### [The problem]
Each record must be reproduced exactly as it is shown.

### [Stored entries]
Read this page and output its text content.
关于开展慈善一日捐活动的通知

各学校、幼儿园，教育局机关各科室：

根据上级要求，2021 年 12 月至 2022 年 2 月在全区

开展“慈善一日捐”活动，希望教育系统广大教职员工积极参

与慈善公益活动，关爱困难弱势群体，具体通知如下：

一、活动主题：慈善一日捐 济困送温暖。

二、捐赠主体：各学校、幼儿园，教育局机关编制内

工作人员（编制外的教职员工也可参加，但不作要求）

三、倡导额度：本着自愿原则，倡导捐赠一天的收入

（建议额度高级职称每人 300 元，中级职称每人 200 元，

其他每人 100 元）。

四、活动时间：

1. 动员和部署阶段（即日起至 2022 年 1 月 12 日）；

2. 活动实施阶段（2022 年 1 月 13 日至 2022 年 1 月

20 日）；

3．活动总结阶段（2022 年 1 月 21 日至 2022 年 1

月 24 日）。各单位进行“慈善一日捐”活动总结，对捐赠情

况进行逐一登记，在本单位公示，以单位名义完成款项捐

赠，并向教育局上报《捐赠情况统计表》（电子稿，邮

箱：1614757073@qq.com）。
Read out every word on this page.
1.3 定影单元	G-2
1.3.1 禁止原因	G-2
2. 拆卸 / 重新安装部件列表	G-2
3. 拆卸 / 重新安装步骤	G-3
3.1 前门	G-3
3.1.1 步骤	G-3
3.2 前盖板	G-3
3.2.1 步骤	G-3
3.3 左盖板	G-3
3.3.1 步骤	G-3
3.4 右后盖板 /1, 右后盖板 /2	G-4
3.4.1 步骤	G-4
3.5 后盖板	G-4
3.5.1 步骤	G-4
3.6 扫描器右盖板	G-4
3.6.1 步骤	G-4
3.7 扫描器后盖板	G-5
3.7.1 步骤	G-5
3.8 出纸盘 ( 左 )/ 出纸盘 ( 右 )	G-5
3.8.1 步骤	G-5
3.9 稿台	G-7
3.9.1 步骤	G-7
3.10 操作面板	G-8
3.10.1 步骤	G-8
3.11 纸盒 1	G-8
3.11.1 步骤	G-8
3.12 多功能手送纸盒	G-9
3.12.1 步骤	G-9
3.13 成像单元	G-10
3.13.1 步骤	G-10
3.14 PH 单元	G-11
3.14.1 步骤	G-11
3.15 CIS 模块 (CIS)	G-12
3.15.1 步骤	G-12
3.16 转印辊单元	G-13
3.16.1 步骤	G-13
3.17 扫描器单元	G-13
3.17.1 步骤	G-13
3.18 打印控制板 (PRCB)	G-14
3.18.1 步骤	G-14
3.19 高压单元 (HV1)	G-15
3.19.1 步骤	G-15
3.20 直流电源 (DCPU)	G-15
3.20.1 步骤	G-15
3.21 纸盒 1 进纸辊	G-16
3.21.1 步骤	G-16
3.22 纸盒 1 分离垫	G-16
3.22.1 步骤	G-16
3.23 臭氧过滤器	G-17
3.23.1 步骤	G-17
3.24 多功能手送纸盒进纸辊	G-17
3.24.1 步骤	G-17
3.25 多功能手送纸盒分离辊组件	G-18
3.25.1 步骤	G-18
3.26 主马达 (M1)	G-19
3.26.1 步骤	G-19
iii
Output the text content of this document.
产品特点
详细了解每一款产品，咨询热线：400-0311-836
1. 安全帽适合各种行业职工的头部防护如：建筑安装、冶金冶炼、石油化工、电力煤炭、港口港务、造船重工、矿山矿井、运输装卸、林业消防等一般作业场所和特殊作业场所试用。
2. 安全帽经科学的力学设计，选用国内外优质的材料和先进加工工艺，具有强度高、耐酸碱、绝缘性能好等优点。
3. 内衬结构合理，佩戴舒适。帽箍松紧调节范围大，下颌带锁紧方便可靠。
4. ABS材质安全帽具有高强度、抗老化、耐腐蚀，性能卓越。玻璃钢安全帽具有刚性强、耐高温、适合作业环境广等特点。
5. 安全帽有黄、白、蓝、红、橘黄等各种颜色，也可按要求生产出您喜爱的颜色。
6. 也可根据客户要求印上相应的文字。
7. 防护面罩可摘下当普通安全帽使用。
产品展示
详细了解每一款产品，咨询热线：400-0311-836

### [Answer in full]
Read this page and output its text content.
关于开展慈善一日捐活动的通知

各学校、幼儿园，教育局机关各科室：

根据上级要求，2021 年 12 月至 2022 年 2 月在全区

开展“慈善一日捐”活动，希望教育系统广大教职员工积极参

与慈善公益活动，关爱困难弱势群体，具体通知如下：

一、活动主题：慈善一日捐 济困送温暖。

二、捐赠主体：各学校、幼儿园，教育局机关编制内

工作人员（编制外的教职员工也可参加，但不作要求）

三、倡导额度：本着自愿原则，倡导捐赠一天的收入

（建议额度高级职称每人 300 元，中级职称每人 200 元，

其他每人 100 元）。

四、活动时间：

1. 动员和部署阶段（即日起至 2022 年 1 月 12 日）；

2. 活动实施阶段（2022 年 1 月 13 日至 2022 年 1 月

20 日）；

3．活动总结阶段（2022 年 1 月 21 日至 2022 年 1

月 24 日）。各单位进行“慈善一日捐”活动总结，对捐赠情

况进行逐一登记，在本单位公示，以单位名义完成款项捐

赠，并向教育局上报《捐赠情况统计表》（电子稿，邮

箱：1614757073@qq.com）。
Read out every word on this page.
1.3 定影单元	G-2
1.3.1 禁止原因	G-2
2. 拆卸 / 重新安装部件列表	G-2
3. 拆卸 / 重新安装步骤	G-3
3.1 前门	G-3
3.1.1 步骤	G-3
3.2 前盖板	G-3
3.2.1 步骤	G-3
3.3 左盖板	G-3
3.3.1 步骤	G-3
3.4 右后盖板 /1, 右后盖板 /2	G-4
3.4.1 步骤	G-4
3.5 后盖板	G-4
3.5.1 步骤	G-4
3.6 扫描器右盖板	G-4
3.6.1 步骤	G-4
3.7 扫描器后盖板	G-5
3.7.1 步骤	G-5
3.8 出纸盘 ( 左 )/ 出纸盘 ( 右 )	G-5
3.8.1 步骤	G-5
3.9 稿台	G-7
3.9.1 步骤	G-7
3.10 操作面板	G-8
3.10.1 步骤	G-8
3.11 纸盒 1	G-8
3.11.1 步骤	G-8
3.12 多功能手送纸盒	G-9
3.12.1 步骤	G-9
3.13 成像单元	G-10
3.13.1 步骤	G-10
3.14 PH 单元	G-11
3.14.1 步骤	G-11
3.15 CIS 模块 (CIS)	G-12
3.15.1 步骤	G-12
3.16 转印辊单元	G-13
3.16.1 步骤	G-13
3.17 扫描器单元	G-13
3.17.1 步骤	G-13
3.18 打印控制板 (PRCB)	G-14
3.18.1 步骤	G-14
3.19 高压单元 (HV1)	G-15
3.19.1 步骤	G-15
3.20 直流电源 (DCPU)	G-15
3.20.1 步骤	G-15
3.21 纸盒 1 进纸辊	G-16
3.21.1 步骤	G-16
3.22 纸盒 1 分离垫	G-16
3.22.1 步骤	G-16
3.23 臭氧过滤器	G-17
3.23.1 步骤	G-17
3.24 多功能手送纸盒进纸辊	G-17
3.24.1 步骤	G-17
3.25 多功能手送纸盒分离辊组件	G-18
3.25.1 步骤	G-18
3.26 主马达 (M1)	G-19
3.26.1 步骤	G-19
iii
Output the text content of this document.
产品特点
详细了解每一款产品，咨询热线：400-0311-836
1. 安全帽适合各种行业职工的头部防护如：建筑安装、冶金冶炼、石油化工、电力煤炭、港口港务、造船重工、矿山矿井、运输装卸、林业消防等一般作业场所和特殊作业场所试用。
2. 安全帽经科学的力学设计，选用国内外优质的材料和先进加工工艺，具有强度高、耐酸碱、绝缘性能好等优点。
3. 内衬结构合理，佩戴舒适。帽箍松紧调节范围大，下颌带锁紧方便可靠。
4. ABS材质安全帽具有高强度、抗老化、耐腐蚀，性能卓越。玻璃钢安全帽具有刚性强、耐高温、适合作业环境广等特点。
5. 安全帽有黄、白、蓝、红、橘黄等各种颜色，也可按要求生产出您喜爱的颜色。
6. 也可根据客户要求印上相应的文字。
7. 防护面罩可摘下当普通安全帽使用。
产品展示
详细了解每一款产品，咨询热线：400-0311-836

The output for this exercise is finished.